[Source records]

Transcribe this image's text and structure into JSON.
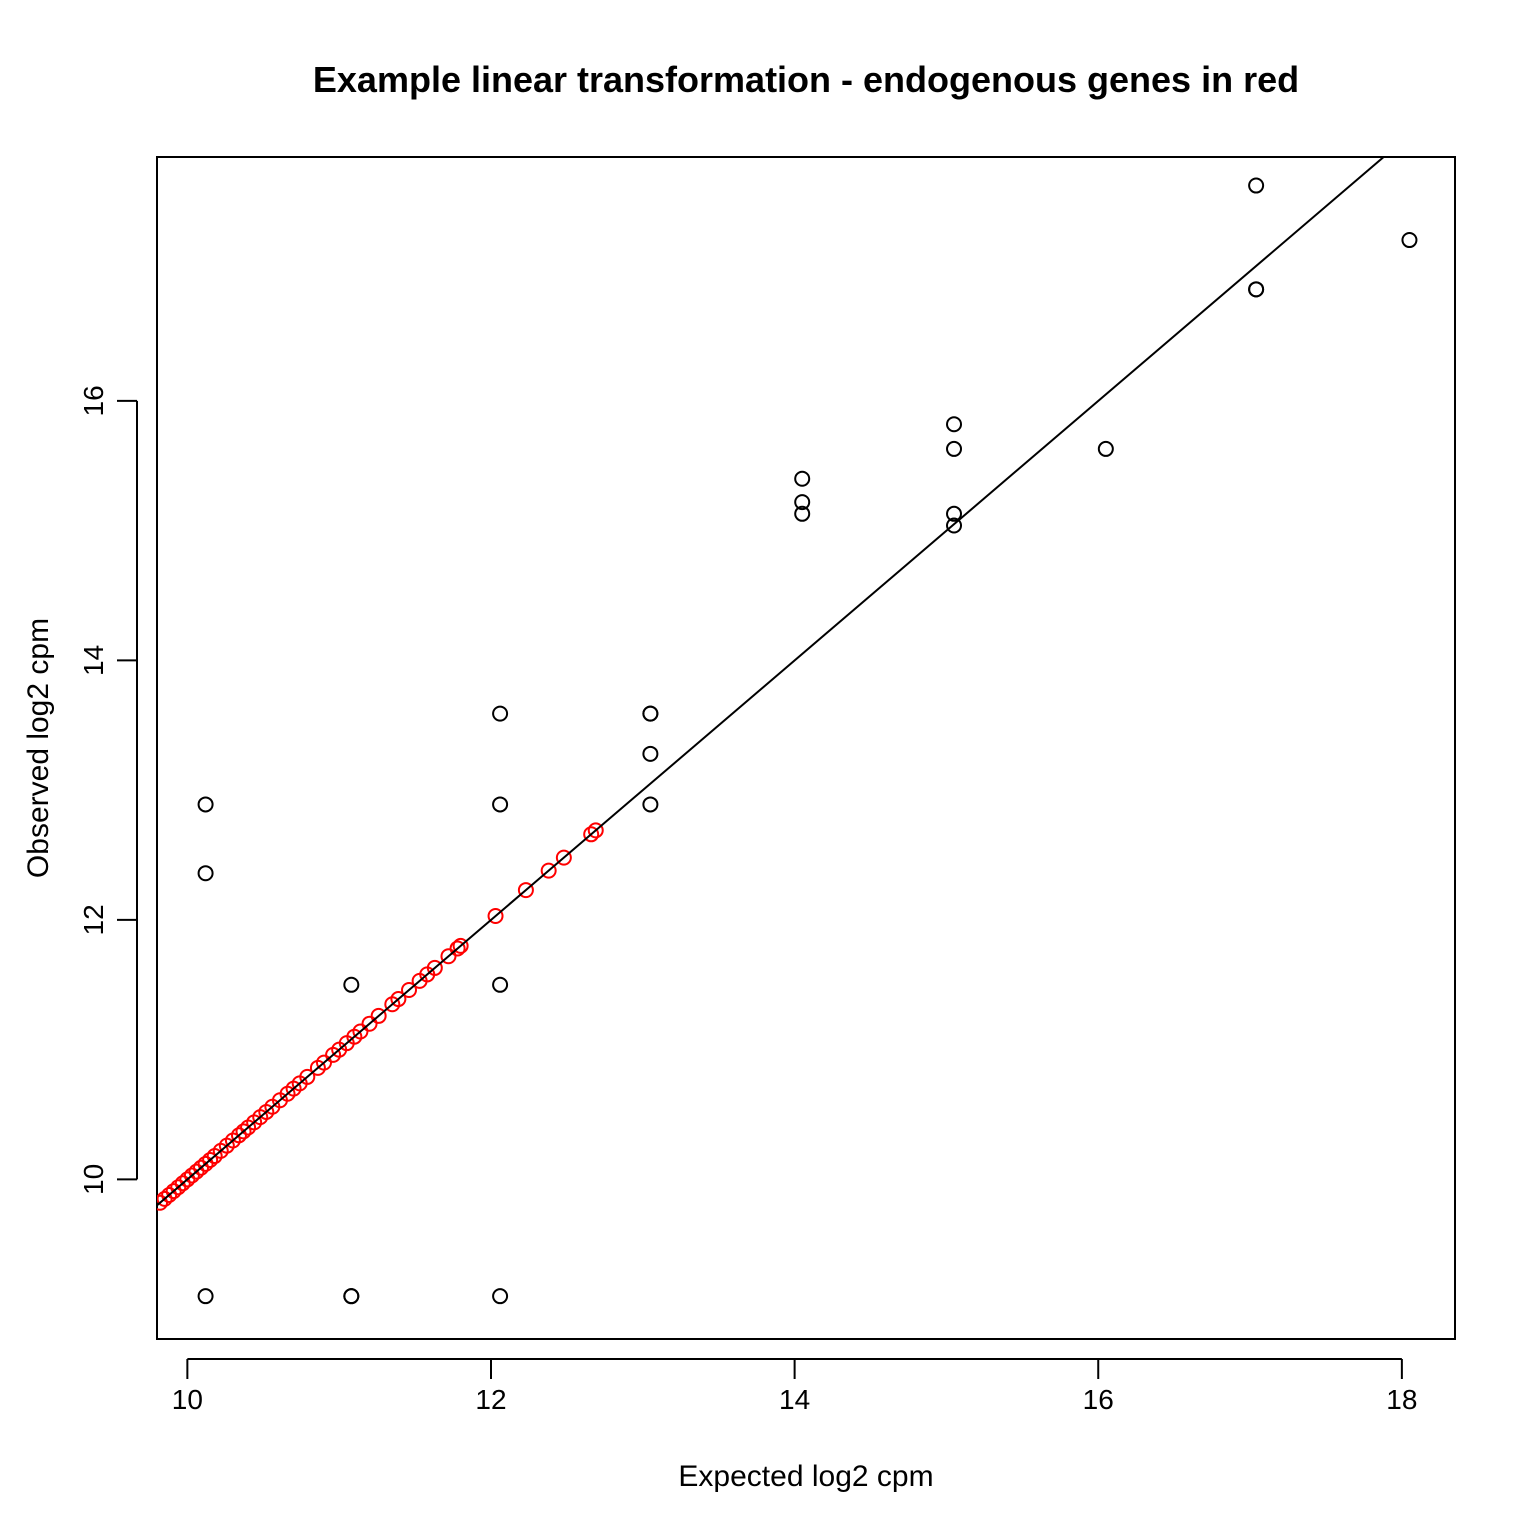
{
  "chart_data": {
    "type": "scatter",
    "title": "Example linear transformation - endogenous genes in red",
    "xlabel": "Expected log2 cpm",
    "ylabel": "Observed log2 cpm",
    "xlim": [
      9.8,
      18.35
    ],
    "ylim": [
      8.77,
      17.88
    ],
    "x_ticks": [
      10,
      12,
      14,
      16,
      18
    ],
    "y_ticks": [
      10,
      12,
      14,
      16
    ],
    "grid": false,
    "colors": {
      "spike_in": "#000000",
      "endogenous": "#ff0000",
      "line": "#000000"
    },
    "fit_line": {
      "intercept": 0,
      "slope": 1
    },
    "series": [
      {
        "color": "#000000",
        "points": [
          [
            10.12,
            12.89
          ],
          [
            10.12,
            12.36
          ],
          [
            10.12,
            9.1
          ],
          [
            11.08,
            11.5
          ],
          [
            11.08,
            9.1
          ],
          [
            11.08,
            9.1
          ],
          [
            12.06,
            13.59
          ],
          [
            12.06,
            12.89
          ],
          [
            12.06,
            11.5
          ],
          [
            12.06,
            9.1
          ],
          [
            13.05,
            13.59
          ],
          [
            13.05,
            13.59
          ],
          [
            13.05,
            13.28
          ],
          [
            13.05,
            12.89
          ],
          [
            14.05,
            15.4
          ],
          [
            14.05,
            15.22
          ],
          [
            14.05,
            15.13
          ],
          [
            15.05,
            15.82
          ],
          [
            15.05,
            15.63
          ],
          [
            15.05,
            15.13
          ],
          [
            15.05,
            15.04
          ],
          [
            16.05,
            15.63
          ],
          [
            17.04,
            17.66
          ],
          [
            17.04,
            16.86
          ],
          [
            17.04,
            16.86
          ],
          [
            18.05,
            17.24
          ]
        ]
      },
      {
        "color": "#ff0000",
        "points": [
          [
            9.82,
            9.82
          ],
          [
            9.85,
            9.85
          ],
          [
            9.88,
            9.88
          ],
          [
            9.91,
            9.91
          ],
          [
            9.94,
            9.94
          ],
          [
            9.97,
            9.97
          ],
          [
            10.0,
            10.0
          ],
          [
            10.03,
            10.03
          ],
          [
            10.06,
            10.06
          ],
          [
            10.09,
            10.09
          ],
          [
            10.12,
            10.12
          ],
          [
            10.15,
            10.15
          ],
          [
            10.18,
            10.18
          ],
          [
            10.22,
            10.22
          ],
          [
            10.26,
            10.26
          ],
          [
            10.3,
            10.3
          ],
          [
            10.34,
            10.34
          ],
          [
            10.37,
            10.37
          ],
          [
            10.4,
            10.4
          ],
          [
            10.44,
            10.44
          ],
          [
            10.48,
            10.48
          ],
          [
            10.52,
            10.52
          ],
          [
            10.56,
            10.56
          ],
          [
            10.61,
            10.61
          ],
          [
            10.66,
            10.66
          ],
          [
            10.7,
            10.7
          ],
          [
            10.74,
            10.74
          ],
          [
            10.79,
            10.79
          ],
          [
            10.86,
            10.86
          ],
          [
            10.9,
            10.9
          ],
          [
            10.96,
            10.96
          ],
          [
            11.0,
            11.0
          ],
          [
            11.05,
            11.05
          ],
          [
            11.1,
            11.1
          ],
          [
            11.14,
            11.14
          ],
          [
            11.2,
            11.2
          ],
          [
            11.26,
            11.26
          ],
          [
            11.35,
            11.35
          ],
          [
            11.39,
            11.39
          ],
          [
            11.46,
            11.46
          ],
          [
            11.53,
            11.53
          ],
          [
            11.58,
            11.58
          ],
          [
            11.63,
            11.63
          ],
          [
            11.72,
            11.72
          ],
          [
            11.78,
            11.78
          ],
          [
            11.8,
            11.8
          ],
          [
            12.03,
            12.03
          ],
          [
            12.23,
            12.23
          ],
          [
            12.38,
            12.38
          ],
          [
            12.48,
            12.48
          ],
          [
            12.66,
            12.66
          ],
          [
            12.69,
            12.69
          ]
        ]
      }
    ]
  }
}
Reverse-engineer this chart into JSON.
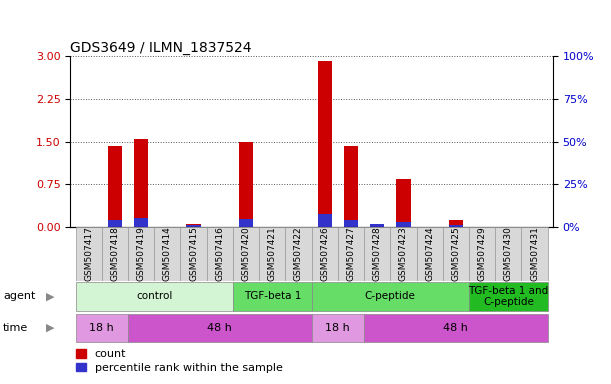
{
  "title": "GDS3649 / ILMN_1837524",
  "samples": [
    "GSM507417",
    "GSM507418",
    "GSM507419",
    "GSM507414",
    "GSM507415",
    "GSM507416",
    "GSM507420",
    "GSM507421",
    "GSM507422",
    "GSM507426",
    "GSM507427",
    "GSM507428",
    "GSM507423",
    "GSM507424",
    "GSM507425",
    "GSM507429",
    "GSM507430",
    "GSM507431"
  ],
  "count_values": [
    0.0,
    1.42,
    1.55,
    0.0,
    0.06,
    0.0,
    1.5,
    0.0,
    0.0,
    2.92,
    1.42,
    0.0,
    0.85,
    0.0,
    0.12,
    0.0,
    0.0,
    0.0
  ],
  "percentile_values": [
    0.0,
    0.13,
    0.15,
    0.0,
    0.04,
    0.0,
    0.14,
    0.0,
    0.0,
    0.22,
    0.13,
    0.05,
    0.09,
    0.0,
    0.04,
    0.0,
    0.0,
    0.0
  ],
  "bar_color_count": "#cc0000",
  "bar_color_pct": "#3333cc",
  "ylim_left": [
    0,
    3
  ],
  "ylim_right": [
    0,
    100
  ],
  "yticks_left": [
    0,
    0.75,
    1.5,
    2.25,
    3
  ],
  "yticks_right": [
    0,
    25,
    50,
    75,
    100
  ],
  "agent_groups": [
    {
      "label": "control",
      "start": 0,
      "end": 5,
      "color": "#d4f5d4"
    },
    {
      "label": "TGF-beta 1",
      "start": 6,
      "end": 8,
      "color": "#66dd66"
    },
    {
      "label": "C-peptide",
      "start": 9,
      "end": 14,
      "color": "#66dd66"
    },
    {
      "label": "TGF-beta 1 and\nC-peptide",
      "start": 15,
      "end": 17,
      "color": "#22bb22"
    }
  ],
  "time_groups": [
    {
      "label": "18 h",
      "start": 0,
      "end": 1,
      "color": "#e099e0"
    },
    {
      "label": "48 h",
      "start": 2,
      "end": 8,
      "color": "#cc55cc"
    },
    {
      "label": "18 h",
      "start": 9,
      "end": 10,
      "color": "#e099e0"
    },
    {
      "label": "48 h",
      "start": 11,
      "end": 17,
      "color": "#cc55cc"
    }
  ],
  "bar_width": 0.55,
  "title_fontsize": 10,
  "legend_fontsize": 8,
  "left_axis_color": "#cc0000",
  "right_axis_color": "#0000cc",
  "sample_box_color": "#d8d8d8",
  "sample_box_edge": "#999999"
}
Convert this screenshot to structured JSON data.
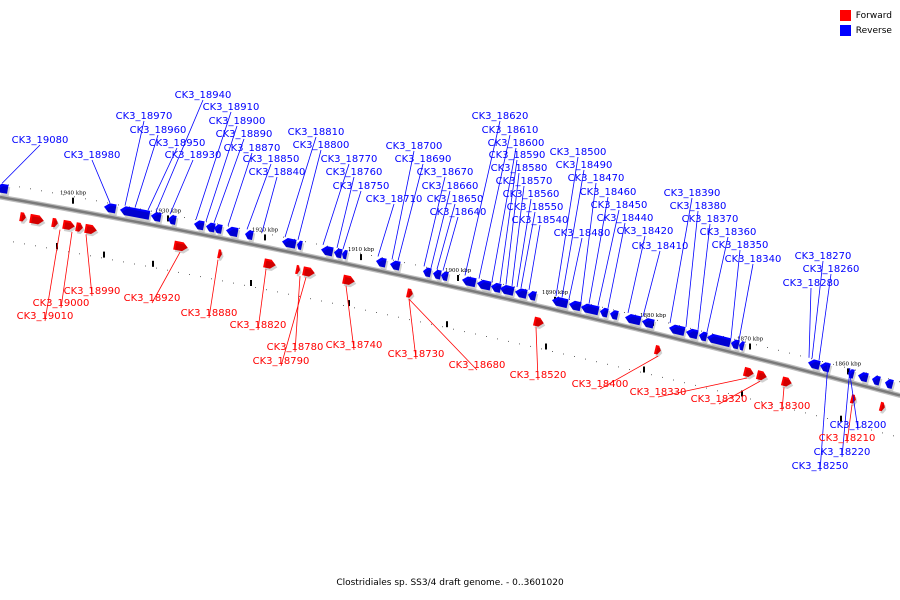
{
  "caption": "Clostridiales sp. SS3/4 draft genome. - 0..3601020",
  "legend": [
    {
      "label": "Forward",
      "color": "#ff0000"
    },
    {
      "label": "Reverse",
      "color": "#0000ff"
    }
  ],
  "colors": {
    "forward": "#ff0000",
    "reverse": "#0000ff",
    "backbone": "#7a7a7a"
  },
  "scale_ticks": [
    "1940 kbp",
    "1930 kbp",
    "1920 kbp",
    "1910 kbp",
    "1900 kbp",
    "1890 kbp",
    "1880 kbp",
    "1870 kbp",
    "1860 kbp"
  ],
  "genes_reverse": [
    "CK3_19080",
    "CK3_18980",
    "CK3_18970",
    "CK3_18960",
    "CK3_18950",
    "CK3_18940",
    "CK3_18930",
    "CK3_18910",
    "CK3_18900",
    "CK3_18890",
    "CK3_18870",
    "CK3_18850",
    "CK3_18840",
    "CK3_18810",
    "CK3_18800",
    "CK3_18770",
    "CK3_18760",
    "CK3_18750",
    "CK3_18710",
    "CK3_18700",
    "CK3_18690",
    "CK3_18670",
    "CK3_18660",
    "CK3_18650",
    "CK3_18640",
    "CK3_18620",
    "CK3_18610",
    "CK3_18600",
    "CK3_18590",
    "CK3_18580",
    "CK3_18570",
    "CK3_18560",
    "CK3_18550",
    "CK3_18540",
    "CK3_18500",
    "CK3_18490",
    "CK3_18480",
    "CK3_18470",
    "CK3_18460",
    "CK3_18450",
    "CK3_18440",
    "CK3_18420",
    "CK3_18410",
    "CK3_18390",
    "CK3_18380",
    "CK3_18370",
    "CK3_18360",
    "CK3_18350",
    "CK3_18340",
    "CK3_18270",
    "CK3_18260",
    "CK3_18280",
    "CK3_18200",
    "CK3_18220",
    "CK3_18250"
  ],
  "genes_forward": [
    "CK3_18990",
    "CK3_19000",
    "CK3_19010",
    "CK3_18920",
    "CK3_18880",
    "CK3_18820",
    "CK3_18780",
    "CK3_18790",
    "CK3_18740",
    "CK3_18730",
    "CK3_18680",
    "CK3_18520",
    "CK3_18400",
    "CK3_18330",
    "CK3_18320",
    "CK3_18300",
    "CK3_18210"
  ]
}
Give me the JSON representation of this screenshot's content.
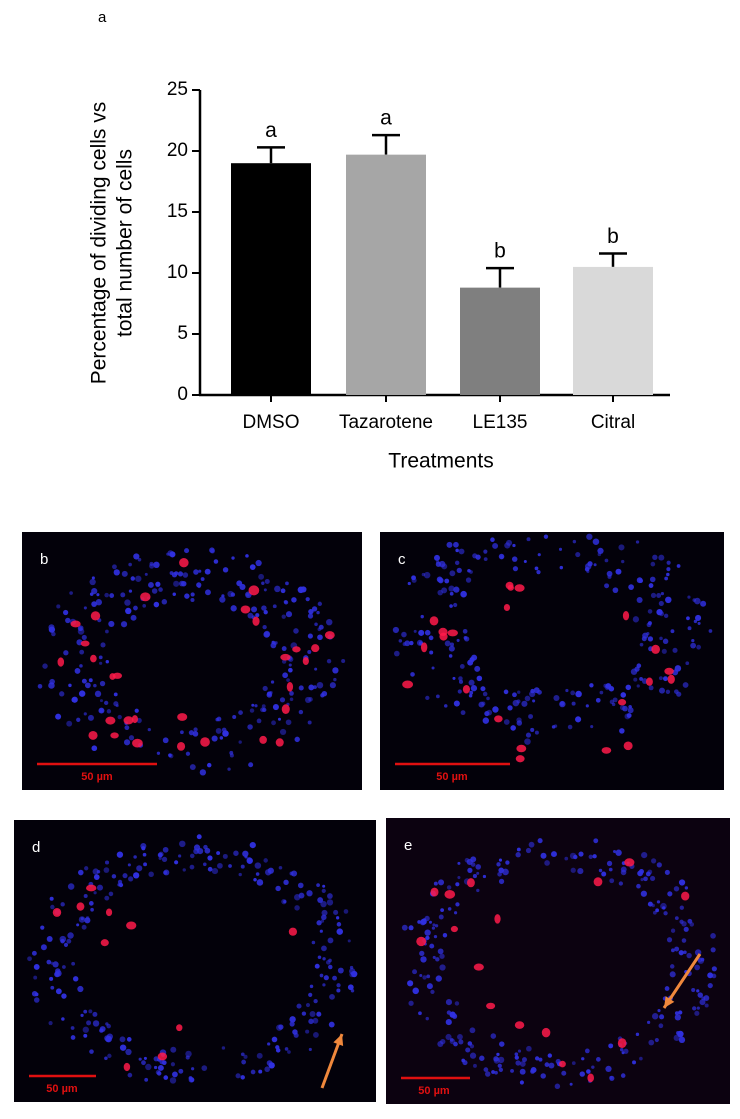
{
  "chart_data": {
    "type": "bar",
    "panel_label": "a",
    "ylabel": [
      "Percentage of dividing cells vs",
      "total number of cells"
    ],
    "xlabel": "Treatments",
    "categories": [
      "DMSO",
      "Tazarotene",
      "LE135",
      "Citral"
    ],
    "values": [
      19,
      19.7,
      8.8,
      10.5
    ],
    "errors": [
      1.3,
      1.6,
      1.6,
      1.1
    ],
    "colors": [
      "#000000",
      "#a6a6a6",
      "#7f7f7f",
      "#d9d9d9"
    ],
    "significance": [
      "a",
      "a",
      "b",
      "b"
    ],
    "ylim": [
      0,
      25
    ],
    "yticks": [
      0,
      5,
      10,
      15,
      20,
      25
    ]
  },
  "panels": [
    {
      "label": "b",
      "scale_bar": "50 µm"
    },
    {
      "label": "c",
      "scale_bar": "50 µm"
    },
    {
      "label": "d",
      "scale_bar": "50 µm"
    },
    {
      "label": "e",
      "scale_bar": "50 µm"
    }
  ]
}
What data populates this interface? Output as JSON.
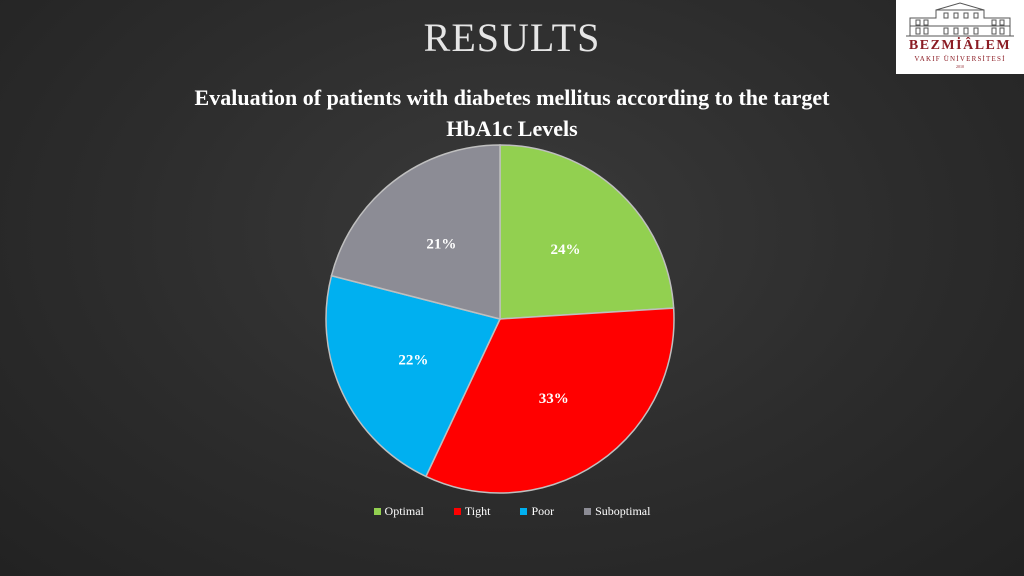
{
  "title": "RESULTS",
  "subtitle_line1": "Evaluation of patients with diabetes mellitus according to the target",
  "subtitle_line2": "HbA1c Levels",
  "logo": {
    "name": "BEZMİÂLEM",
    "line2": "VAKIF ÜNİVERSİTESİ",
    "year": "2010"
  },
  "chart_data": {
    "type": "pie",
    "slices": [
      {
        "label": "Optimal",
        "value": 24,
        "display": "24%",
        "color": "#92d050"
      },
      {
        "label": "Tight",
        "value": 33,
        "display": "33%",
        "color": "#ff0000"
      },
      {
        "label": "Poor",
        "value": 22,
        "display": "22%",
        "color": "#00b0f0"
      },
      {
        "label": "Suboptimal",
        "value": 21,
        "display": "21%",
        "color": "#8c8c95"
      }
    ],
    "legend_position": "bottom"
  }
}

Exercise objective: The copy should begin at the line containing "What data populates" and end at the last line of the data above; please restate those lines word for word without the pictures.

Answer box:
What data populates this interface? Output as JSON.
{
  "title": "RESULTS",
  "subtitle_line1": "Evaluation of patients with diabetes mellitus according to the target",
  "subtitle_line2": "HbA1c Levels",
  "logo": {
    "name": "BEZMİÂLEM",
    "line2": "VAKIF ÜNİVERSİTESİ",
    "year": "2010"
  },
  "chart_data": {
    "type": "pie",
    "slices": [
      {
        "label": "Optimal",
        "value": 24,
        "display": "24%",
        "color": "#92d050"
      },
      {
        "label": "Tight",
        "value": 33,
        "display": "33%",
        "color": "#ff0000"
      },
      {
        "label": "Poor",
        "value": 22,
        "display": "22%",
        "color": "#00b0f0"
      },
      {
        "label": "Suboptimal",
        "value": 21,
        "display": "21%",
        "color": "#8c8c95"
      }
    ],
    "legend_position": "bottom"
  }
}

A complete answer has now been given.